Exercise requirements — Give the entries back exactly, dropping each image.

(Dataset excerpt)
((
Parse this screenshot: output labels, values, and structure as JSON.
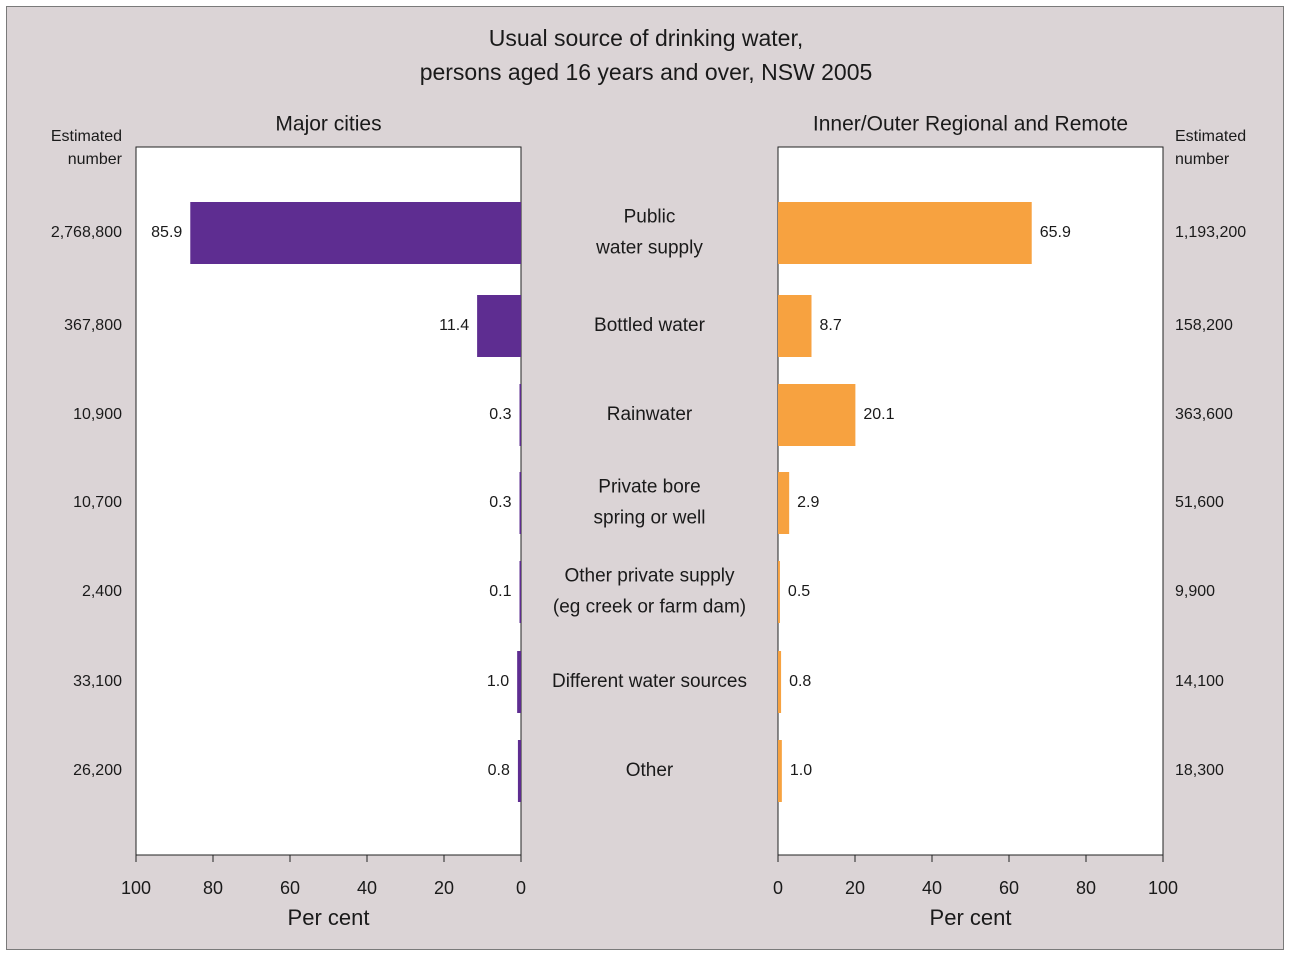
{
  "chart_data": {
    "type": "bar",
    "title_lines": [
      "Usual source of drinking water,",
      "persons aged 16 years and over, NSW 2005"
    ],
    "categories": [
      [
        "Public",
        "water supply"
      ],
      [
        "Bottled water"
      ],
      [
        "Rainwater"
      ],
      [
        "Private bore",
        "spring or well"
      ],
      [
        "Other private supply",
        "(eg creek or farm dam)"
      ],
      [
        "Different water sources"
      ],
      [
        "Other"
      ]
    ],
    "panels": [
      {
        "title": "Major cities",
        "xlabel": "Per cent",
        "xlim": [
          0,
          100
        ],
        "ticks": [
          0,
          20,
          40,
          60,
          80,
          100
        ],
        "direction": "reversed",
        "color": "#5e2d91",
        "values": [
          85.9,
          11.4,
          0.3,
          0.3,
          0.1,
          1.0,
          0.8
        ],
        "labels": [
          "85.9",
          "11.4",
          "0.3",
          "0.3",
          "0.1",
          "1.0",
          "0.8"
        ],
        "estimated_header": [
          "Estimated",
          "number"
        ],
        "estimated_numbers": [
          "2,768,800",
          "367,800",
          "10,900",
          "10,700",
          "2,400",
          "33,100",
          "26,200"
        ]
      },
      {
        "title": "Inner/Outer Regional and Remote",
        "xlabel": "Per cent",
        "xlim": [
          0,
          100
        ],
        "ticks": [
          0,
          20,
          40,
          60,
          80,
          100
        ],
        "direction": "normal",
        "color": "#f7a240",
        "values": [
          65.9,
          8.7,
          20.1,
          2.9,
          0.5,
          0.8,
          1.0
        ],
        "labels": [
          "65.9",
          "8.7",
          "20.1",
          "2.9",
          "0.5",
          "0.8",
          "1.0"
        ],
        "estimated_header": [
          "Estimated",
          "number"
        ],
        "estimated_numbers": [
          "1,193,200",
          "158,200",
          "363,600",
          "51,600",
          "9,900",
          "14,100",
          "18,300"
        ]
      }
    ]
  }
}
))
Exercise result —
Parse this screenshot: output labels, values, and structure as JSON.
{
  "chart_data": {
    "type": "bar",
    "title_lines": [
      "Usual source of drinking water,",
      "persons aged 16 years and over, NSW 2005"
    ],
    "categories": [
      [
        "Public",
        "water supply"
      ],
      [
        "Bottled water"
      ],
      [
        "Rainwater"
      ],
      [
        "Private bore",
        "spring or well"
      ],
      [
        "Other private supply",
        "(eg creek or farm dam)"
      ],
      [
        "Different water sources"
      ],
      [
        "Other"
      ]
    ],
    "panels": [
      {
        "title": "Major cities",
        "xlabel": "Per cent",
        "xlim": [
          0,
          100
        ],
        "ticks": [
          0,
          20,
          40,
          60,
          80,
          100
        ],
        "direction": "reversed",
        "color": "#5e2d91",
        "values": [
          85.9,
          11.4,
          0.3,
          0.3,
          0.1,
          1.0,
          0.8
        ],
        "labels": [
          "85.9",
          "11.4",
          "0.3",
          "0.3",
          "0.1",
          "1.0",
          "0.8"
        ],
        "estimated_header": [
          "Estimated",
          "number"
        ],
        "estimated_numbers": [
          "2,768,800",
          "367,800",
          "10,900",
          "10,700",
          "2,400",
          "33,100",
          "26,200"
        ]
      },
      {
        "title": "Inner/Outer Regional and Remote",
        "xlabel": "Per cent",
        "xlim": [
          0,
          100
        ],
        "ticks": [
          0,
          20,
          40,
          60,
          80,
          100
        ],
        "direction": "normal",
        "color": "#f7a240",
        "values": [
          65.9,
          8.7,
          20.1,
          2.9,
          0.5,
          0.8,
          1.0
        ],
        "labels": [
          "65.9",
          "8.7",
          "20.1",
          "2.9",
          "0.5",
          "0.8",
          "1.0"
        ],
        "estimated_header": [
          "Estimated",
          "number"
        ],
        "estimated_numbers": [
          "1,193,200",
          "158,200",
          "363,600",
          "51,600",
          "9,900",
          "14,100",
          "18,300"
        ]
      }
    ]
  }
}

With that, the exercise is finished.